- [Problem requirements] Copy the listing below word for word, starting at its first line and stopping after the line that contains "info-row: Sistem: Win10".
▼
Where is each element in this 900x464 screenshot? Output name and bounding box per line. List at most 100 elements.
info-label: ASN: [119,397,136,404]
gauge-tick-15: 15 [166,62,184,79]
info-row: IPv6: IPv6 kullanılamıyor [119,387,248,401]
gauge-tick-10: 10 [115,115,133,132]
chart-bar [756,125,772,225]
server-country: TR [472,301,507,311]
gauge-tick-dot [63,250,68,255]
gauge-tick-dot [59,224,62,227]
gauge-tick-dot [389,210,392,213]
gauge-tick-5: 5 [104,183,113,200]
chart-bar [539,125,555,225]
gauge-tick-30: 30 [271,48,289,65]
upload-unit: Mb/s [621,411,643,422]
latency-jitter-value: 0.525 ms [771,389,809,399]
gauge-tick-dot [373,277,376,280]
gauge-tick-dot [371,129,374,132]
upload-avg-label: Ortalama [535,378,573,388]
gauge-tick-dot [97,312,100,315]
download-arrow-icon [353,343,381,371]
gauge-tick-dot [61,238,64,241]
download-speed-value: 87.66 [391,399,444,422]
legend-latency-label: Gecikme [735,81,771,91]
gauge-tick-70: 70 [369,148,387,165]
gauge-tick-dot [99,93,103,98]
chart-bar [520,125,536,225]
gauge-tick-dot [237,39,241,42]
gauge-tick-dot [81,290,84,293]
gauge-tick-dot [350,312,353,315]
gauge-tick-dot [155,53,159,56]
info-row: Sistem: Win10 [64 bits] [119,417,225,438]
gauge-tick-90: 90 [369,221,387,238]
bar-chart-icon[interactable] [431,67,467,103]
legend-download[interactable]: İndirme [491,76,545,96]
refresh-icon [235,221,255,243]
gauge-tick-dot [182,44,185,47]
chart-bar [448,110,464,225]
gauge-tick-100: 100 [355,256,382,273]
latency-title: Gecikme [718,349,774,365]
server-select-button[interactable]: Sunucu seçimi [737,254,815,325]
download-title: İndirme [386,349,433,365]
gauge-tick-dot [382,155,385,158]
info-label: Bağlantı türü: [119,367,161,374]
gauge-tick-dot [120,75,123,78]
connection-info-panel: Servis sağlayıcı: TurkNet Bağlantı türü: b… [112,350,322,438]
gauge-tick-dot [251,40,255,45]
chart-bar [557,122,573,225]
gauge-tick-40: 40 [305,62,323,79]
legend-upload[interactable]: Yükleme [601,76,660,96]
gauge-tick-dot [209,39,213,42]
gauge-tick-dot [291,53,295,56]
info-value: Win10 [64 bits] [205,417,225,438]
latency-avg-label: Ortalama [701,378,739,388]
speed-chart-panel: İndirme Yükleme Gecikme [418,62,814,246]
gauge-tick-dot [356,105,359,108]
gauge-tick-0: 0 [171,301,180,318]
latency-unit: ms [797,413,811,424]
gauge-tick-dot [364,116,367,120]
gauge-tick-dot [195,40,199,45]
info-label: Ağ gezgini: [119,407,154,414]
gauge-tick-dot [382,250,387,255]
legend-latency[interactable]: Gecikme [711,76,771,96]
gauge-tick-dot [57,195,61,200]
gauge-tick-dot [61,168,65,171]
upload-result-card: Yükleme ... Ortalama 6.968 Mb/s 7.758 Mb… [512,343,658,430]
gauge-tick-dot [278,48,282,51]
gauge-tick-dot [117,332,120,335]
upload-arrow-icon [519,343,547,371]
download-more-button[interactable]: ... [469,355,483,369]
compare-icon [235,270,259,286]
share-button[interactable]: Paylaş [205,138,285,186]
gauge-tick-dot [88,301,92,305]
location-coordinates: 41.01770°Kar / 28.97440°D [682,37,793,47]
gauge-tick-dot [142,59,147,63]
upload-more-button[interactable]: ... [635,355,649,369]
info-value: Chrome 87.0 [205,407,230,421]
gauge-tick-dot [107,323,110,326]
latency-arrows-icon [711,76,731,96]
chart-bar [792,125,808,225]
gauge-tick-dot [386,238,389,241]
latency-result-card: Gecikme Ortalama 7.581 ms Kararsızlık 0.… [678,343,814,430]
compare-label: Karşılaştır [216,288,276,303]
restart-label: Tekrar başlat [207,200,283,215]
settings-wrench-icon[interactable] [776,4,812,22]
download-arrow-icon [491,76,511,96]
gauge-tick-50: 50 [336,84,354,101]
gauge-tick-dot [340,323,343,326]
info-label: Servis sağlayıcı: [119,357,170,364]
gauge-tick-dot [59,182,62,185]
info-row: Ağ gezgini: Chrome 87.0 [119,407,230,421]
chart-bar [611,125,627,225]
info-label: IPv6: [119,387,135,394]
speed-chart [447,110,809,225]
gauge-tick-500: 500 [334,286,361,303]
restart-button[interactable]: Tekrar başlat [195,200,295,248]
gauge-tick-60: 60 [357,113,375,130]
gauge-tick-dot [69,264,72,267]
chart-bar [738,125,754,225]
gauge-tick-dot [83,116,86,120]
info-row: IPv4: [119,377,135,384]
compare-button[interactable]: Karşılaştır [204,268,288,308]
▲
- [Full output]
Where is each element in this 900x464 screenshot? Output name and bounding box per line. List at most 100 elements.
info-label: ASN: [119,397,136,404]
gauge-tick-15: 15 [166,62,184,79]
info-row: IPv6: IPv6 kullanılamıyor [119,387,248,401]
gauge-tick-10: 10 [115,115,133,132]
chart-bar [756,125,772,225]
server-country: TR [472,301,507,311]
gauge-tick-dot [63,250,68,255]
gauge-tick-dot [59,224,62,227]
gauge-tick-dot [389,210,392,213]
gauge-tick-5: 5 [104,183,113,200]
chart-bar [539,125,555,225]
gauge-tick-30: 30 [271,48,289,65]
upload-unit: Mb/s [621,411,643,422]
latency-jitter-value: 0.525 ms [771,389,809,399]
gauge-tick-dot [373,277,376,280]
gauge-tick-dot [371,129,374,132]
upload-avg-label: Ortalama [535,378,573,388]
gauge-tick-dot [97,312,100,315]
download-arrow-icon [353,343,381,371]
gauge-tick-dot [61,238,64,241]
download-speed-value: 87.66 [391,399,444,422]
legend-latency-label: Gecikme [735,81,771,91]
gauge-tick-70: 70 [369,148,387,165]
gauge-tick-dot [99,93,103,98]
chart-bar [520,125,536,225]
gauge-tick-dot [237,39,241,42]
gauge-tick-dot [81,290,84,293]
gauge-tick-dot [350,312,353,315]
gauge-tick-dot [155,53,159,56]
info-row: Sistem: Win10 [64 bits] [119,417,225,438]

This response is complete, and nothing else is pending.